--- Start EXCERPT TO READ ---

The Essential Road Trip Automobile Maintenance Checklist2018/05/08 HANSUN
Summer is right around the corner, and an annual road trip is on many family’s agenda for vacation plans. The checklist will help to ensure your family is traveling in a well-maintained automobile and free from automotive issues before hitting the national highway system.
Those who choose not to do a quick automobile examination, whether your vehicle is old or new before hitting the road are at risk of unnecessary hold-ups. We’re not talking about rebuilding the engine, instead, completing a checklist of the basics.
Here are the essential items we recommend you check to eliminate automotive problems during your trip:
1. Engine oil - Check your oil levels and the date you’re due for an oil change. If you’re close to the manufacturer-recommended oil-change interval listed in your manual, then change it prior to your road trip. If you are going long distances, consider choosing a synthetic motor oil. If you’re traveling in warm weather or pulling a trailer, fully synthetic engine oil can provide extra safety and increase your fuel economy.
2. Transmission and differential fluids – Don’t forget about the other oil reservoirs in your car. Both transmission and drive axle have separate lubricant supply. Check your owner’s manual for their change intervals, as they are relatively longer than engine oil. An oil-change shop can handle the greasy job of changing manual transmission oil and the differential oil. While the mechanic is under the car, ask him to give the drive-shaft U-joints and any other grease points a squirt of grease.
3. Hoses - Rubber hoses are repeatedly exposed to extremely high temperatures. At these temps, the plasticizers that make rubber spongy begin to leak out. Once a hose gets hard, it cracks, and hot water sprays out. First, look at where both the input and output radiator hoses attach to the engine and the radiator. Also, check your heater hoses. Look for swells or blisters, which indicate a weakness in the hose wall. If your hoses have cracks or blisters, replace them.
4. Belts - Check the engine belts by turning them sideways with your hand so you can see the chafing surface. If they’re at all raggedy, torn, split or showing the fiber cords, it’s time for new belts.
5. Engine coolant - Newer cars are outfitted with engine coolant intended to go 100,000 to 150,000 miles. If your vehicle is less than four years old, check the under-hood coolant reservoir is topped up. If you have an older car, check both the coolant reservoir and the radiator. If your coolant is rust-colored or looks grubby, it’s time for a change.

--- End EXCERPT TO READ ---

# [AIM OF THE EXERCISE]
In the road trip maintenance checklist, what signs indicate a weakness in a hose wall?

--- Start DATA LINES ---

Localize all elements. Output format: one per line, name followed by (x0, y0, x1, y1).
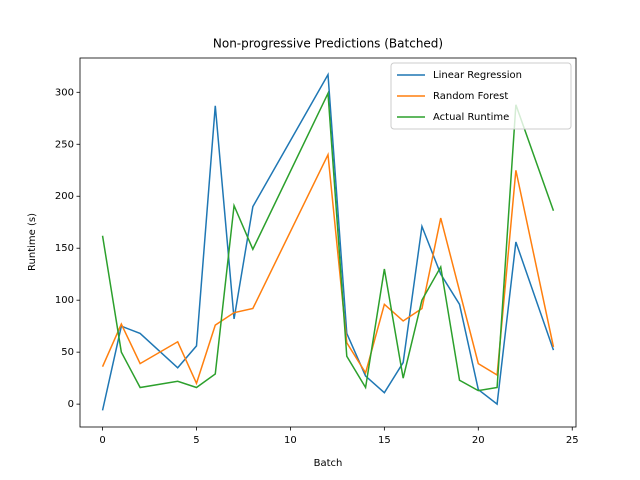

--- End DATA LINES ---

# [SOLVED PROBLEM]
Swells or blisters.